## EXERCISE REQUIREMENTS
Narrow the data below down to the lines containing "name".

※

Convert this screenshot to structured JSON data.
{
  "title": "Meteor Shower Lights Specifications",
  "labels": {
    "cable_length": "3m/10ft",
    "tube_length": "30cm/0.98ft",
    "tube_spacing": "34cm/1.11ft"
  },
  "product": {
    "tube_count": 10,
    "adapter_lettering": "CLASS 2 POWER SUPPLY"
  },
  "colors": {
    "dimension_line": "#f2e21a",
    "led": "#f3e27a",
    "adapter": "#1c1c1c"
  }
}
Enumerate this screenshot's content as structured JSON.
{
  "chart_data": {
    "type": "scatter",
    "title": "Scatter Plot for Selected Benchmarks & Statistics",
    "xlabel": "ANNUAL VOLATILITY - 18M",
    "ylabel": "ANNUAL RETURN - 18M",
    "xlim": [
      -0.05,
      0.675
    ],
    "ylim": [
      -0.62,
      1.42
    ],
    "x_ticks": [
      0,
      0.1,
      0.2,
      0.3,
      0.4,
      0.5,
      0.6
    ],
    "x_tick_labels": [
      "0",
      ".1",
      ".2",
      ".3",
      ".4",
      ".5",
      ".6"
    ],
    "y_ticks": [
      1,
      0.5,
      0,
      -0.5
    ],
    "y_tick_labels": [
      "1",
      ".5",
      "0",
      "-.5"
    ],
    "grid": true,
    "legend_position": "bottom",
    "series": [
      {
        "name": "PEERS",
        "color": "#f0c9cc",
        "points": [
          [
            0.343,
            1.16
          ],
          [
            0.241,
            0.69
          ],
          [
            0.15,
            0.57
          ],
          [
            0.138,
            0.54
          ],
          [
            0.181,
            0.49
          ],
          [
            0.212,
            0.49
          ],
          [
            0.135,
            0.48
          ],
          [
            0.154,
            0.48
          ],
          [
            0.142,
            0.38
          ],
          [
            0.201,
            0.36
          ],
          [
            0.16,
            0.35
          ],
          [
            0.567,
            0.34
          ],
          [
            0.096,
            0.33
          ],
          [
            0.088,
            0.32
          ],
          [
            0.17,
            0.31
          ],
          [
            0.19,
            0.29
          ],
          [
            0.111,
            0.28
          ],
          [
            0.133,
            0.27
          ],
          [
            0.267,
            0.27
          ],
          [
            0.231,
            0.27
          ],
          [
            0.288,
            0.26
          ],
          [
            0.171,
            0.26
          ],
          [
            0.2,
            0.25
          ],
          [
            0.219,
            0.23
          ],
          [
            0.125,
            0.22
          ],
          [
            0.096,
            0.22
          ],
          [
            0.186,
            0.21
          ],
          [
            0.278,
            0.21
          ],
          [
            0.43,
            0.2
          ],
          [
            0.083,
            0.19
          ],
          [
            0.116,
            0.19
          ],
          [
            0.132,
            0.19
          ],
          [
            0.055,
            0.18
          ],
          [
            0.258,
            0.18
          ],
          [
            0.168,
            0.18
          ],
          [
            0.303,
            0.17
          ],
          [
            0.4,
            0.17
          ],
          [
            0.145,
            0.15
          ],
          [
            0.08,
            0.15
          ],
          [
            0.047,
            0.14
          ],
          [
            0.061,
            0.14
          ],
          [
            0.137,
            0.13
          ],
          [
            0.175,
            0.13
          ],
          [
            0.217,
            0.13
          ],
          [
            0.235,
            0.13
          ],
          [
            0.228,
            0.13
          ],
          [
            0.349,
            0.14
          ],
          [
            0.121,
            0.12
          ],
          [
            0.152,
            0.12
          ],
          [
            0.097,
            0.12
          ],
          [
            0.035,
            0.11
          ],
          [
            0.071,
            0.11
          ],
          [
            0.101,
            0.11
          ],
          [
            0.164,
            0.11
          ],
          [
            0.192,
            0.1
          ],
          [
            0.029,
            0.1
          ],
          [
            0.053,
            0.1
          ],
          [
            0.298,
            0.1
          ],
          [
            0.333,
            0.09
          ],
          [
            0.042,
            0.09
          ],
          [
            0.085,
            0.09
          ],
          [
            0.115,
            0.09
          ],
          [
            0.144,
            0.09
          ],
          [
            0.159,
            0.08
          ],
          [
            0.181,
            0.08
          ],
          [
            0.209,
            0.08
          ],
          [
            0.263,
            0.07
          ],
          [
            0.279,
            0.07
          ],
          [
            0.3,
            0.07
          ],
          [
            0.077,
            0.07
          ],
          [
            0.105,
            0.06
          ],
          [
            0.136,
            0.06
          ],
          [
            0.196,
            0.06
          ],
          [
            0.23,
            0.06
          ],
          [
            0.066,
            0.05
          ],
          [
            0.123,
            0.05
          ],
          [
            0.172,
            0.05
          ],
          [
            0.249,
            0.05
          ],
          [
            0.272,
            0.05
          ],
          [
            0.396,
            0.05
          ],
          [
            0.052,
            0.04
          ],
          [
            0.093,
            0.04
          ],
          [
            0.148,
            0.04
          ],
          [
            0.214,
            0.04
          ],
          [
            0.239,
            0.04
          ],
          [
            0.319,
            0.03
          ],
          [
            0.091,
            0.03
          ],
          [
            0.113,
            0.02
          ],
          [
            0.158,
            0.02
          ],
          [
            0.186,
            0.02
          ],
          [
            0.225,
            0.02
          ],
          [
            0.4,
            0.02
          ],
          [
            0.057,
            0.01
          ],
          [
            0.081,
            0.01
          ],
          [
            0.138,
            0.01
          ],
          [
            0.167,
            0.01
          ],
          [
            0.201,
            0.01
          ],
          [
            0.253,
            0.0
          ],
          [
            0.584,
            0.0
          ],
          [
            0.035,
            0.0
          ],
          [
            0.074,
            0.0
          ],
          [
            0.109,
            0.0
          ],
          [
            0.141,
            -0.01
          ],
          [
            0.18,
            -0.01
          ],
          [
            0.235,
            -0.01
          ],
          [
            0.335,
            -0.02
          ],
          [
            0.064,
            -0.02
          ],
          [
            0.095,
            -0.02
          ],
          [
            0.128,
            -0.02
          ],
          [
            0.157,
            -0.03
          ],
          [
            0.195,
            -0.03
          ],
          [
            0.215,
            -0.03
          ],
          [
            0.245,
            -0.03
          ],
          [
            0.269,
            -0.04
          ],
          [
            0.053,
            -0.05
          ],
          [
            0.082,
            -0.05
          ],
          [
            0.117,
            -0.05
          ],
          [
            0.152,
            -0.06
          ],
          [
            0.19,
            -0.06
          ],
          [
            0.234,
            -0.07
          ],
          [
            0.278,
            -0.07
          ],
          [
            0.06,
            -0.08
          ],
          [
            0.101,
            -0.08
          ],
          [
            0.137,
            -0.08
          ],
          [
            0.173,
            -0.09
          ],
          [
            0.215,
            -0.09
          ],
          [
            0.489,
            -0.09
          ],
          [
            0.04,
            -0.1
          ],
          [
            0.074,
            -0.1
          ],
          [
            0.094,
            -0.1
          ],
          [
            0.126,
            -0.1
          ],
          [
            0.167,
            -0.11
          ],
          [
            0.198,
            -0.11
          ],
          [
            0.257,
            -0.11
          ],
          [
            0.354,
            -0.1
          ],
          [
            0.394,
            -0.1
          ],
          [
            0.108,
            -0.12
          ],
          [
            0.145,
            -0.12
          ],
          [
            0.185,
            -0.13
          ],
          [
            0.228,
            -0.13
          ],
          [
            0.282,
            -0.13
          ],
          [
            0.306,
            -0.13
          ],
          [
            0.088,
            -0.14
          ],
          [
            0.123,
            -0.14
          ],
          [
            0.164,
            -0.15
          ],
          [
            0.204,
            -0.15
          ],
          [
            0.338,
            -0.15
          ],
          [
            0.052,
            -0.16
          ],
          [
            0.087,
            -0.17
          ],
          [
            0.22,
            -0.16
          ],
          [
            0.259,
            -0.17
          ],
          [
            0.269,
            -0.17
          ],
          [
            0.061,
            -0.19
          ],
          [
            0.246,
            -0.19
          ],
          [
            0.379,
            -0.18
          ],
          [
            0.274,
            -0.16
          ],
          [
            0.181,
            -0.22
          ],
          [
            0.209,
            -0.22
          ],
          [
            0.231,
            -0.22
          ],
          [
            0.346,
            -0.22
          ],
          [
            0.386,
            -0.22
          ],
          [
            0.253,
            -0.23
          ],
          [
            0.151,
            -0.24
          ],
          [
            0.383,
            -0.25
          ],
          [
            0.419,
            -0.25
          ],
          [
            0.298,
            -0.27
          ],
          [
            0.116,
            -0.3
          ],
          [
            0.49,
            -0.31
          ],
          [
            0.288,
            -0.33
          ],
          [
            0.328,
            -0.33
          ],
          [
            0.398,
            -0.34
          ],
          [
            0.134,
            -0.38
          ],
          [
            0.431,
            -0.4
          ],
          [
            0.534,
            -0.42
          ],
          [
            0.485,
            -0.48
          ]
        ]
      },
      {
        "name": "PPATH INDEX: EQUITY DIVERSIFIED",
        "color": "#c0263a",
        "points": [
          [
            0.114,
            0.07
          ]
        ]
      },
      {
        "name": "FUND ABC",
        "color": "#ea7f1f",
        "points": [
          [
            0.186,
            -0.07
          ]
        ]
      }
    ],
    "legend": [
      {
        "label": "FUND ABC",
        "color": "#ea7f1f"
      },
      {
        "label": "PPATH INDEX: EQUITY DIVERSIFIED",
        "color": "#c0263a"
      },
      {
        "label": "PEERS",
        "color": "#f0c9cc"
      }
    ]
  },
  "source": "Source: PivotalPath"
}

※

## TASK RESULT
        "name": "PEERS",
        "name": "PPATH INDEX: EQUITY DIVERSIFIED",
        "name": "FUND ABC",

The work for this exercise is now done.